TASK TO CARRY OUT :: Output the lines below that open with the one containing "Annotate this image: element" and close with the one containing "left-select-key-2[interactable] — [4, 84, 48, 108]", both included, as a JSON list of strings with one string per line and blank lines omitted.

DATASET RECORDS ::
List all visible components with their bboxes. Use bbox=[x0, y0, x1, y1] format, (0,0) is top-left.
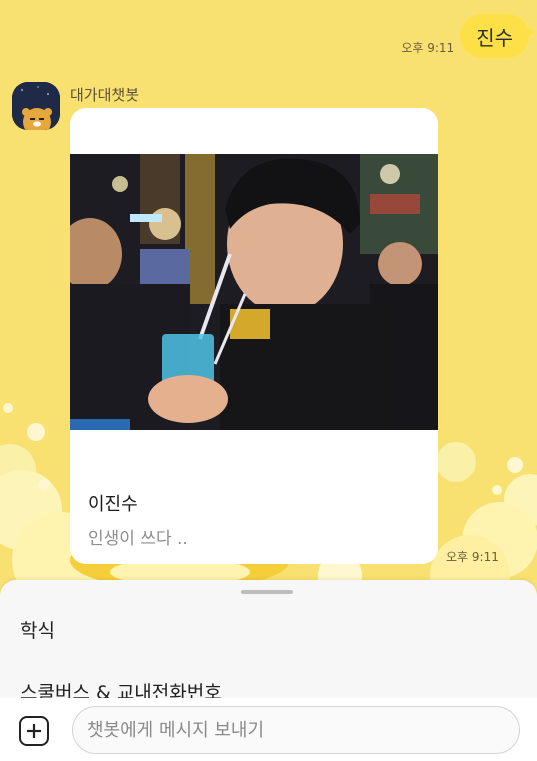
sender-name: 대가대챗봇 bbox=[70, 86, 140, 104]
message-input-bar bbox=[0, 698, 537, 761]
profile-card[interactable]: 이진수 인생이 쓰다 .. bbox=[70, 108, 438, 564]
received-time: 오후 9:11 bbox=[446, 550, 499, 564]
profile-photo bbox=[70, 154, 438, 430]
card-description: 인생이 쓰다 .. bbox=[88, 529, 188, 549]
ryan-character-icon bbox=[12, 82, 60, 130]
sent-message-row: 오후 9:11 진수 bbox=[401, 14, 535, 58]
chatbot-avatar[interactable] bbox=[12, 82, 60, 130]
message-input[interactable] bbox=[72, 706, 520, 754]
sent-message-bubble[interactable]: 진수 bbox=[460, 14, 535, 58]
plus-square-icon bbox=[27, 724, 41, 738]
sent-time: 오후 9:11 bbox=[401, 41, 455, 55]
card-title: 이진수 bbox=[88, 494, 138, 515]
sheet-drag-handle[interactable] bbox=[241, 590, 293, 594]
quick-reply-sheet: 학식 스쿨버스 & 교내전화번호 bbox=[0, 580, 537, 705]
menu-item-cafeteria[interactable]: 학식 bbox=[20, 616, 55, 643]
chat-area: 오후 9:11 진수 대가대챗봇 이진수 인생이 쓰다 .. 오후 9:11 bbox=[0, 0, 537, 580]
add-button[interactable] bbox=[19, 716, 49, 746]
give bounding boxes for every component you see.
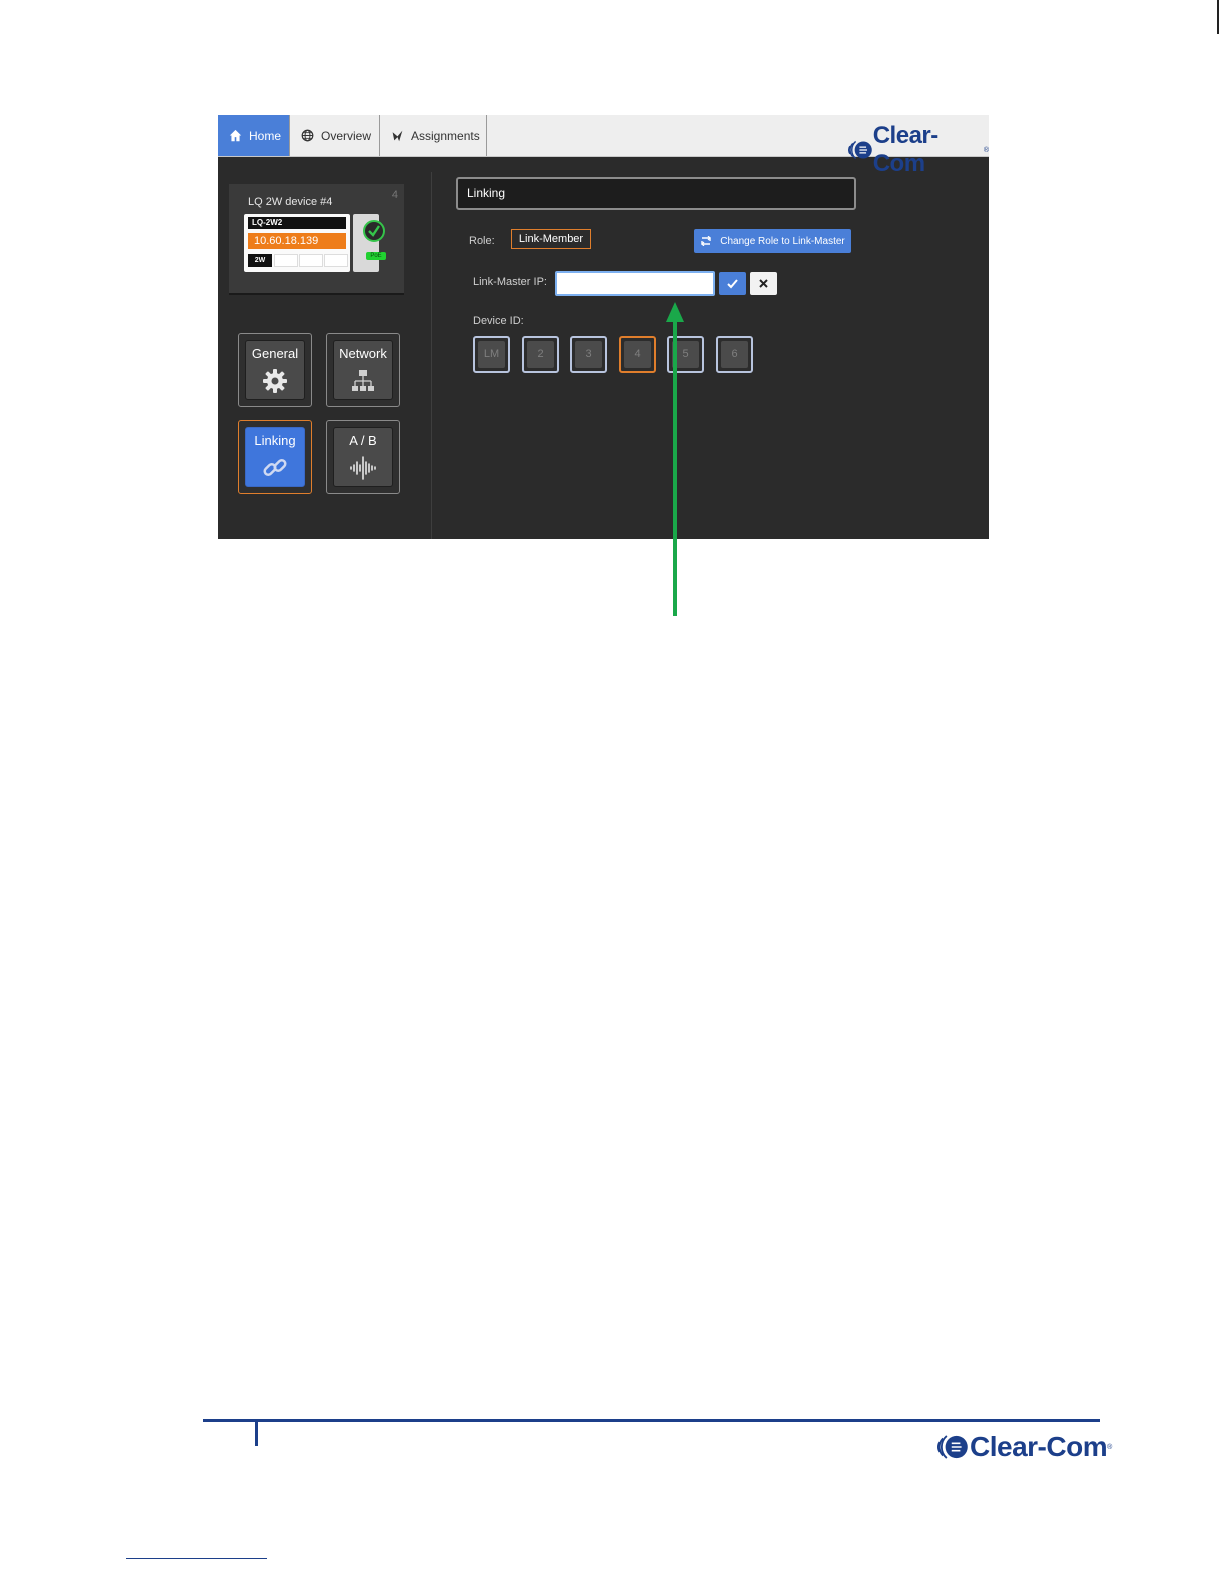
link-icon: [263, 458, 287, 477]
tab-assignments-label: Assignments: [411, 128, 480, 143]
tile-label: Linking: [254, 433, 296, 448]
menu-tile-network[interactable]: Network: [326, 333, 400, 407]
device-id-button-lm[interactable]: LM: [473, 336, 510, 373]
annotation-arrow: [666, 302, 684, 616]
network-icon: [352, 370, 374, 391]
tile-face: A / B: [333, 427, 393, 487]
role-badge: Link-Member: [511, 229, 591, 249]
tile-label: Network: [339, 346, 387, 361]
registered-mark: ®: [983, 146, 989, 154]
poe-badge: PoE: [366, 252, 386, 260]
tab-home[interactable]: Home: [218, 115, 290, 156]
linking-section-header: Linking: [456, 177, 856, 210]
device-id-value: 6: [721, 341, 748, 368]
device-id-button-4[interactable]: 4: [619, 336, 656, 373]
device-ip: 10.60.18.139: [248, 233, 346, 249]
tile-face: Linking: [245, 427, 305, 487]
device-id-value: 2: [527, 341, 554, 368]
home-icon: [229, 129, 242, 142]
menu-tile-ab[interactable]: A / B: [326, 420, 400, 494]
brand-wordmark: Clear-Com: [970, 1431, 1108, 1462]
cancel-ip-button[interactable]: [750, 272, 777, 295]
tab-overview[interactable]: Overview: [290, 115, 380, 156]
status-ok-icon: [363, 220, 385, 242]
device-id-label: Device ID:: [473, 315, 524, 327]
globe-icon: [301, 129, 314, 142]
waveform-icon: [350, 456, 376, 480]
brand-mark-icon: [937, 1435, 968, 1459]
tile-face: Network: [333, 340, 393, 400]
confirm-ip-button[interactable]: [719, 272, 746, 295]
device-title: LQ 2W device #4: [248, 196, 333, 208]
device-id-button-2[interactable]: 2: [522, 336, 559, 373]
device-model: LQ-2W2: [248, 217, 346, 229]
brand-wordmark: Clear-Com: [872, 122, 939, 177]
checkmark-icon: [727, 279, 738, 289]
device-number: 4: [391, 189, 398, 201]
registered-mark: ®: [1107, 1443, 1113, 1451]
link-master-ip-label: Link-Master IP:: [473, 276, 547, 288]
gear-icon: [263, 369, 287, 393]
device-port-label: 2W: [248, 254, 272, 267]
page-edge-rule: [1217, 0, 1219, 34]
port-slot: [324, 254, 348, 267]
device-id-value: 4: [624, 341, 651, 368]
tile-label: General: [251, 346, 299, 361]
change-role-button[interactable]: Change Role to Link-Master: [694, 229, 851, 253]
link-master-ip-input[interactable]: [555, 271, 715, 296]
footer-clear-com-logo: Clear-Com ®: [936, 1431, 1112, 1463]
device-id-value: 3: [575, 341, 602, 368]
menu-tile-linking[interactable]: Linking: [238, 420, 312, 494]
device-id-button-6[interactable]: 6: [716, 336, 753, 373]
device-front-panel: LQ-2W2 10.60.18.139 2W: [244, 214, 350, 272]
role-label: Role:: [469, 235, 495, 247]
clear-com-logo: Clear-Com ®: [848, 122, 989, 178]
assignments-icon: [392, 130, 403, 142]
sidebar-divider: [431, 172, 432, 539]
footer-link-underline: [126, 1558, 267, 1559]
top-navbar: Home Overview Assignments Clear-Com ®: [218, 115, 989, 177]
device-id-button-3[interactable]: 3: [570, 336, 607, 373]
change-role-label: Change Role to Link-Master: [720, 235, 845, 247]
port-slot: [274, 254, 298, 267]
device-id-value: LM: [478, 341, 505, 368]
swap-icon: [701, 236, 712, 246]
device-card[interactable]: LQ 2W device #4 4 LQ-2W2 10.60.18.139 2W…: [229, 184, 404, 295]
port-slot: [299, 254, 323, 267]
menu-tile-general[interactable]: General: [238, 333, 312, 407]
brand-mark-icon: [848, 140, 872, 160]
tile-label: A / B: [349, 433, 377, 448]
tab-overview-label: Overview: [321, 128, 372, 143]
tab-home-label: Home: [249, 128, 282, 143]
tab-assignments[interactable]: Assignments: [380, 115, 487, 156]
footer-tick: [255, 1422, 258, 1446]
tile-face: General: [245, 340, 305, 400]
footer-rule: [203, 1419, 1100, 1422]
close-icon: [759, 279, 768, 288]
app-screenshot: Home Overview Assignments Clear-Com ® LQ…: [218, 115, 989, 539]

--

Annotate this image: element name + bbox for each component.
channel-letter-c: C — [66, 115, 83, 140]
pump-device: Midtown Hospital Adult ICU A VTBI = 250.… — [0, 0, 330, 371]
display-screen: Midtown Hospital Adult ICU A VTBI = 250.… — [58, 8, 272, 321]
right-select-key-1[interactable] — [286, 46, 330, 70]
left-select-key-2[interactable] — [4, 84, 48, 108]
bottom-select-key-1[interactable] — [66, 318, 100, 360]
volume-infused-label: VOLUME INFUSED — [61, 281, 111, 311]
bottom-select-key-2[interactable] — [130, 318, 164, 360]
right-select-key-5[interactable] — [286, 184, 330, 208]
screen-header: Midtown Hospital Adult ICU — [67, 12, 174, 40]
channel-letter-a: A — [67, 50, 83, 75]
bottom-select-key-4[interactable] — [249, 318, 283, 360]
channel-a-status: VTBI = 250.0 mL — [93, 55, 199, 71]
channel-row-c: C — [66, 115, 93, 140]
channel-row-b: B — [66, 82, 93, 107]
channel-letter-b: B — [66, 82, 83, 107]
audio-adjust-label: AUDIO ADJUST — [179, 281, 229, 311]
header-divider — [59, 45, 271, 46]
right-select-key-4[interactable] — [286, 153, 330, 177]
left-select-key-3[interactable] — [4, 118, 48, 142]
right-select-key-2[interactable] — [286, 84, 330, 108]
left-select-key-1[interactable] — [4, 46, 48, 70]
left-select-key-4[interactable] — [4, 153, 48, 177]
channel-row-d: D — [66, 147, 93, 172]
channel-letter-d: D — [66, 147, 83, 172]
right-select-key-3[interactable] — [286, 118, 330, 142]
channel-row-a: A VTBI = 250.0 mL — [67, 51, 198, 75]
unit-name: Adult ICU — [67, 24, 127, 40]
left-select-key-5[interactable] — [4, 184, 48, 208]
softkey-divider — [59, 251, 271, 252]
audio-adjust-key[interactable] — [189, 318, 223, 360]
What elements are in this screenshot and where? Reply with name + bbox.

EXERCISE OUTPUT ::
[
  "Annotate this image: element name + bbox for each component.",
  "channel-letter-c: C — [66, 115, 83, 140]",
  "pump-device: Midtown Hospital Adult ICU A VTBI = 250.… — [0, 0, 330, 371]",
  "display-screen: Midtown Hospital Adult ICU A VTBI = 250.… — [58, 8, 272, 321]",
  "right-select-key-1[interactable] — [286, 46, 330, 70]",
  "left-select-key-2[interactable] — [4, 84, 48, 108]"
]